### Short problem:
Below is a listing; copy all of it exactly.

### Data for this exercise:

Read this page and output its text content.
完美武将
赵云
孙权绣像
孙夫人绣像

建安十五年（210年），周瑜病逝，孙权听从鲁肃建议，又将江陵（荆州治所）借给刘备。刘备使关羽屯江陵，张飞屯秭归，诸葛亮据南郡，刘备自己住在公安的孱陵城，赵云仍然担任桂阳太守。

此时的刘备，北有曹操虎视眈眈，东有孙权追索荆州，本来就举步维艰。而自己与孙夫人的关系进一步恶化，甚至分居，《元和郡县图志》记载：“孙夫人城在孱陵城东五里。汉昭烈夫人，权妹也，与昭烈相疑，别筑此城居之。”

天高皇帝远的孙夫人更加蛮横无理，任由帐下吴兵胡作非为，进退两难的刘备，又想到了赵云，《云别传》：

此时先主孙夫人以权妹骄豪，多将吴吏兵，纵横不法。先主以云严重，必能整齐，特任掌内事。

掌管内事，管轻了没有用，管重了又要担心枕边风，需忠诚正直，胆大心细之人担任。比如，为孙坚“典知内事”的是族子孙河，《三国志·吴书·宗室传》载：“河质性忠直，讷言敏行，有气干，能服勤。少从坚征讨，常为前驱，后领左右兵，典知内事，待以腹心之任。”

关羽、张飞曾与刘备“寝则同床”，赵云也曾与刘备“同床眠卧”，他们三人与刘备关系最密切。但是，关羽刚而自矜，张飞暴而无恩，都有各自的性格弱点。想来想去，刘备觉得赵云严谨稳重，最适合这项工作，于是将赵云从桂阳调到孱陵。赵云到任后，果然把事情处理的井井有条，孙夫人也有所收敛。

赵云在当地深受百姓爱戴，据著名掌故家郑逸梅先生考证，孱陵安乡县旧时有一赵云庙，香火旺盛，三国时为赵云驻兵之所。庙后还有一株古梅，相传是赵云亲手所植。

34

### Correct output:
Read this page and output its text content.
完美武将
赵云
孙权绣像
孙夫人绣像

建安十五年（210年），周瑜病逝，孙权听从鲁肃建议，又将江陵（荆州治所）借给刘备。刘备使关羽屯江陵，张飞屯秭归，诸葛亮据南郡，刘备自己住在公安的孱陵城，赵云仍然担任桂阳太守。

此时的刘备，北有曹操虎视眈眈，东有孙权追索荆州，本来就举步维艰。而自己与孙夫人的关系进一步恶化，甚至分居，《元和郡县图志》记载：“孙夫人城在孱陵城东五里。汉昭烈夫人，权妹也，与昭烈相疑，别筑此城居之。”

天高皇帝远的孙夫人更加蛮横无理，任由帐下吴兵胡作非为，进退两难的刘备，又想到了赵云，《云别传》：

此时先主孙夫人以权妹骄豪，多将吴吏兵，纵横不法。先主以云严重，必能整齐，特任掌内事。

掌管内事，管轻了没有用，管重了又要担心枕边风，需忠诚正直，胆大心细之人担任。比如，为孙坚“典知内事”的是族子孙河，《三国志·吴书·宗室传》载：“河质性忠直，讷言敏行，有气干，能服勤。少从坚征讨，常为前驱，后领左右兵，典知内事，待以腹心之任。”

关羽、张飞曾与刘备“寝则同床”，赵云也曾与刘备“同床眠卧”，他们三人与刘备关系最密切。但是，关羽刚而自矜，张飞暴而无恩，都有各自的性格弱点。想来想去，刘备觉得赵云严谨稳重，最适合这项工作，于是将赵云从桂阳调到孱陵。赵云到任后，果然把事情处理的井井有条，孙夫人也有所收敛。

赵云在当地深受百姓爱戴，据著名掌故家郑逸梅先生考证，孱陵安乡县旧时有一赵云庙，香火旺盛，三国时为赵云驻兵之所。庙后还有一株古梅，相传是赵云亲手所植。

34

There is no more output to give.